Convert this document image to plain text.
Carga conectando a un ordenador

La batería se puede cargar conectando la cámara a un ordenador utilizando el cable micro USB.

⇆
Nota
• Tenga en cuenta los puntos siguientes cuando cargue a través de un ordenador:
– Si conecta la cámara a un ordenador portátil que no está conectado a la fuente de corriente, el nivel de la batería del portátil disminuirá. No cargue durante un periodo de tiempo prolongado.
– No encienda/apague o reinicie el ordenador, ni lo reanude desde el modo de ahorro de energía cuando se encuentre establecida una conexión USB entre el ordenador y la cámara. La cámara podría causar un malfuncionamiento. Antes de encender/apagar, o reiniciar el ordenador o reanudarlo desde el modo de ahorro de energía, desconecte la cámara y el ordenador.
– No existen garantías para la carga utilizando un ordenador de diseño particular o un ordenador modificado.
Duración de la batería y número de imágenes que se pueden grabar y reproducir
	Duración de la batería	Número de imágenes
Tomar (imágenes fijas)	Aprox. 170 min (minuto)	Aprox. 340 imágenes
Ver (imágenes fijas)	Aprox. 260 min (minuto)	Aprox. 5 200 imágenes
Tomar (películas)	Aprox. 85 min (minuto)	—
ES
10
◇ ◇ ◇
**What is expected**
In the lines above, find each one with "minuto" and list it.

**Answer**
Tomar (imágenes fijas)	Aprox. 170 min (minuto)	Aprox. 340 imágenes
Ver (imágenes fijas)	Aprox. 260 min (minuto)	Aprox. 5 200 imágenes
Tomar (películas)	Aprox. 85 min (minuto)	—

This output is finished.